- Task requirements: Would it be possible to write out each entry below exactly, without the pictures?

>> Start Extracted records

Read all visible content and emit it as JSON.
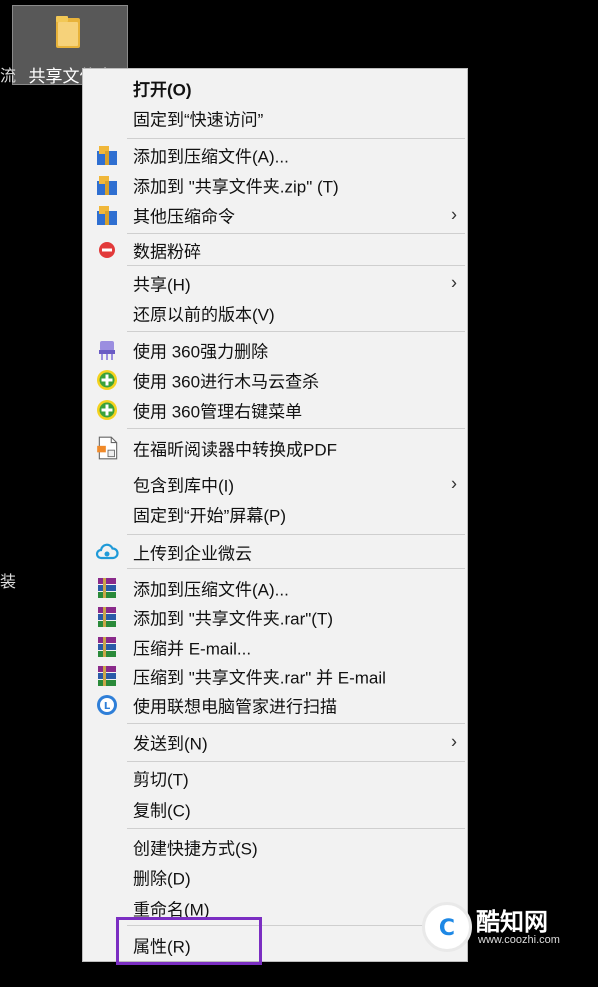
{
  "desktop": {
    "folder_label": "共享文件夹",
    "edge_left_top": "流",
    "edge_left_mid": "装"
  },
  "menu": {
    "items": [
      {
        "label": "打开(O)",
        "icon": "none"
      },
      {
        "label": "固定到“快速访问”",
        "icon": "none"
      },
      {
        "label": "添加到压缩文件(A)...",
        "icon": "archive-blue-icon"
      },
      {
        "label": "添加到 \"共享文件夹.zip\" (T)",
        "icon": "archive-blue-icon"
      },
      {
        "label": "其他压缩命令",
        "icon": "archive-blue-icon",
        "submenu": "›"
      },
      {
        "label": "数据粉碎",
        "icon": "red-minus-circle-icon"
      },
      {
        "label": "共享(H)",
        "icon": "none",
        "submenu": "›"
      },
      {
        "label": "还原以前的版本(V)",
        "icon": "none"
      },
      {
        "label": "使用 360强力删除",
        "icon": "purple-shredder-icon"
      },
      {
        "label": "使用 360进行木马云查杀",
        "icon": "360-plus-icon"
      },
      {
        "label": "使用 360管理右键菜单",
        "icon": "360-plus-icon"
      },
      {
        "label": "在福昕阅读器中转换成PDF",
        "icon": "document-icon"
      },
      {
        "label": "包含到库中(I)",
        "icon": "none",
        "submenu": "›"
      },
      {
        "label": "固定到“开始”屏幕(P)",
        "icon": "none"
      },
      {
        "label": "上传到企业微云",
        "icon": "cloud-icon"
      },
      {
        "label": "添加到压缩文件(A)...",
        "icon": "winrar-icon"
      },
      {
        "label": "添加到 \"共享文件夹.rar\"(T)",
        "icon": "winrar-icon"
      },
      {
        "label": "压缩并 E-mail...",
        "icon": "winrar-icon"
      },
      {
        "label": "压缩到 \"共享文件夹.rar\" 并 E-mail",
        "icon": "winrar-icon"
      },
      {
        "label": "使用联想电脑管家进行扫描",
        "icon": "lenovo-scan-icon"
      },
      {
        "label": "发送到(N)",
        "icon": "none",
        "submenu": "›"
      },
      {
        "label": "剪切(T)",
        "icon": "none"
      },
      {
        "label": "复制(C)",
        "icon": "none"
      },
      {
        "label": "创建快捷方式(S)",
        "icon": "none"
      },
      {
        "label": "删除(D)",
        "icon": "none"
      },
      {
        "label": "重命名(M)",
        "icon": "none"
      },
      {
        "label": "属性(R)",
        "icon": "none"
      }
    ]
  },
  "watermark": {
    "brand": "酷知网",
    "url": "www.coozhi.com",
    "badge_letter": "C"
  },
  "colors": {
    "highlight": "#7b2ec2",
    "menu_bg": "#f2f2f2"
  }
}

>> End Extracted records

- Reply:
Read all visible content and emit it as JSON.
{
  "desktop": {
    "folder_label": "共享文件夹",
    "edge_left_top": "流",
    "edge_left_mid": "装"
  },
  "menu": {
    "items": [
      {
        "label": "打开(O)",
        "icon": "none"
      },
      {
        "label": "固定到“快速访问”",
        "icon": "none"
      },
      {
        "label": "添加到压缩文件(A)...",
        "icon": "archive-blue-icon"
      },
      {
        "label": "添加到 \"共享文件夹.zip\" (T)",
        "icon": "archive-blue-icon"
      },
      {
        "label": "其他压缩命令",
        "icon": "archive-blue-icon",
        "submenu": "›"
      },
      {
        "label": "数据粉碎",
        "icon": "red-minus-circle-icon"
      },
      {
        "label": "共享(H)",
        "icon": "none",
        "submenu": "›"
      },
      {
        "label": "还原以前的版本(V)",
        "icon": "none"
      },
      {
        "label": "使用 360强力删除",
        "icon": "purple-shredder-icon"
      },
      {
        "label": "使用 360进行木马云查杀",
        "icon": "360-plus-icon"
      },
      {
        "label": "使用 360管理右键菜单",
        "icon": "360-plus-icon"
      },
      {
        "label": "在福昕阅读器中转换成PDF",
        "icon": "document-icon"
      },
      {
        "label": "包含到库中(I)",
        "icon": "none",
        "submenu": "›"
      },
      {
        "label": "固定到“开始”屏幕(P)",
        "icon": "none"
      },
      {
        "label": "上传到企业微云",
        "icon": "cloud-icon"
      },
      {
        "label": "添加到压缩文件(A)...",
        "icon": "winrar-icon"
      },
      {
        "label": "添加到 \"共享文件夹.rar\"(T)",
        "icon": "winrar-icon"
      },
      {
        "label": "压缩并 E-mail...",
        "icon": "winrar-icon"
      },
      {
        "label": "压缩到 \"共享文件夹.rar\" 并 E-mail",
        "icon": "winrar-icon"
      },
      {
        "label": "使用联想电脑管家进行扫描",
        "icon": "lenovo-scan-icon"
      },
      {
        "label": "发送到(N)",
        "icon": "none",
        "submenu": "›"
      },
      {
        "label": "剪切(T)",
        "icon": "none"
      },
      {
        "label": "复制(C)",
        "icon": "none"
      },
      {
        "label": "创建快捷方式(S)",
        "icon": "none"
      },
      {
        "label": "删除(D)",
        "icon": "none"
      },
      {
        "label": "重命名(M)",
        "icon": "none"
      },
      {
        "label": "属性(R)",
        "icon": "none"
      }
    ]
  },
  "watermark": {
    "brand": "酷知网",
    "url": "www.coozhi.com",
    "badge_letter": "C"
  },
  "colors": {
    "highlight": "#7b2ec2",
    "menu_bg": "#f2f2f2"
  }
}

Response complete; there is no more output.